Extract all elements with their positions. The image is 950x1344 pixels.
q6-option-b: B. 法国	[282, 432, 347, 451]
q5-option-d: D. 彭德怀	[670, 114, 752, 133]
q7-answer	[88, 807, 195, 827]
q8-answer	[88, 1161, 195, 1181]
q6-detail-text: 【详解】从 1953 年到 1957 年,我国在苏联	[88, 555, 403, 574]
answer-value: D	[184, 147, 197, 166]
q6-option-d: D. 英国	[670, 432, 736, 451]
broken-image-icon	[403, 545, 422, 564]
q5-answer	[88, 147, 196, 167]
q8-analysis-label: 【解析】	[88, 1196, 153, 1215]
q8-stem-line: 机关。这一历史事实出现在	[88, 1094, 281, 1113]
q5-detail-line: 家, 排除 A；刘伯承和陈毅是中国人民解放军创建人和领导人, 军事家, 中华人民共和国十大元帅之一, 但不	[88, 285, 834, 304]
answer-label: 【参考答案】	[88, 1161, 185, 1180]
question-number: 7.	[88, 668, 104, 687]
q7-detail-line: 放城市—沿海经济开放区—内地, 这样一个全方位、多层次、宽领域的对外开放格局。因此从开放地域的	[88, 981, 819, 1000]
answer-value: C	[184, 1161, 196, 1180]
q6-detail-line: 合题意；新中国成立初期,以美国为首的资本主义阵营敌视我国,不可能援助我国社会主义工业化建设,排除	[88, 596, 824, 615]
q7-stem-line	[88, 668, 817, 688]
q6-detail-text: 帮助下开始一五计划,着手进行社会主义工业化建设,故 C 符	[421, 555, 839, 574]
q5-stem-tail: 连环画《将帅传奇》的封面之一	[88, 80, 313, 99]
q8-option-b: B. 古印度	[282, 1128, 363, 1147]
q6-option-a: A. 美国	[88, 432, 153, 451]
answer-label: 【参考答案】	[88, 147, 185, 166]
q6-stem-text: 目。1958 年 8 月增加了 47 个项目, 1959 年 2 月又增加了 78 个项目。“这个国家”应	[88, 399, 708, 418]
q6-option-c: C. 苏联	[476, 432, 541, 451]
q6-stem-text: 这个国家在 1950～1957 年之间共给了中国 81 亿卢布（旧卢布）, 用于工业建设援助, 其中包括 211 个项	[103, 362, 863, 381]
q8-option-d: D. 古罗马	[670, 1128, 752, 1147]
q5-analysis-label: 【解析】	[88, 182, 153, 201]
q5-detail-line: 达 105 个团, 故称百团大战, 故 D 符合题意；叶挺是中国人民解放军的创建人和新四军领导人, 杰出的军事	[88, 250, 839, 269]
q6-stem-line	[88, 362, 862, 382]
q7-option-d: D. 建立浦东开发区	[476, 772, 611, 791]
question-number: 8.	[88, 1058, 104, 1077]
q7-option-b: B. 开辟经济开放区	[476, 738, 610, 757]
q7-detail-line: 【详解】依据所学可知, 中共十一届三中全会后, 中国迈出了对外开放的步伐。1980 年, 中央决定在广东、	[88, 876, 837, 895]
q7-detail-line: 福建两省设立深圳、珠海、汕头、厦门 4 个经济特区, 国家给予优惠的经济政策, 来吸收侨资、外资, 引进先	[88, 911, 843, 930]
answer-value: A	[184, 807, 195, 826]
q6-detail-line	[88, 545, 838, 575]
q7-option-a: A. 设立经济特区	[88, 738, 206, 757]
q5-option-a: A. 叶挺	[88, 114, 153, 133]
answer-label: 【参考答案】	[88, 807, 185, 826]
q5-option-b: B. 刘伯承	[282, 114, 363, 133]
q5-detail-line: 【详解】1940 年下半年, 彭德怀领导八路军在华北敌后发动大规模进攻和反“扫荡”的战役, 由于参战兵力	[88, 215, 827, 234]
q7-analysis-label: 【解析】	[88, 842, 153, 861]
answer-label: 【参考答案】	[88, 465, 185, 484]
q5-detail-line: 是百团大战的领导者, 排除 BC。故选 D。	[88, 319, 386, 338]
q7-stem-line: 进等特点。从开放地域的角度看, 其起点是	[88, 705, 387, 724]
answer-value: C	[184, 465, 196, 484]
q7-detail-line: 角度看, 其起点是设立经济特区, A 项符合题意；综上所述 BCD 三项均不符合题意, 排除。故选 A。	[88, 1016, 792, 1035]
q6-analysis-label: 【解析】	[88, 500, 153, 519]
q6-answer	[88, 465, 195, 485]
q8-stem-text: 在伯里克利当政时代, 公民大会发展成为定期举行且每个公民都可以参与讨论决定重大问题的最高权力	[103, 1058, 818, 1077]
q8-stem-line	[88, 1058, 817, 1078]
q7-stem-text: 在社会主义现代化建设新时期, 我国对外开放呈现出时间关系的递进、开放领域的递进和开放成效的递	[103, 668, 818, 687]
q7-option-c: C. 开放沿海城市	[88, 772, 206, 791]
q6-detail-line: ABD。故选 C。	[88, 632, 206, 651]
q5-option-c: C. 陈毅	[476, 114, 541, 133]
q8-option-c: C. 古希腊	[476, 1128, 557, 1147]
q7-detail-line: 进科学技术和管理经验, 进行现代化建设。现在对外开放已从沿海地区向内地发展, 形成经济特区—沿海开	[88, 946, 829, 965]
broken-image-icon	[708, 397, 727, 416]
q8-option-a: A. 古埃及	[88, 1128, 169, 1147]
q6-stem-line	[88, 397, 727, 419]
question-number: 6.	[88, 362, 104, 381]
────────────────────────────────────────
What you are asked to do
Count how many lines in the entries above contain the string "question". Give only the number.

Correct answer
3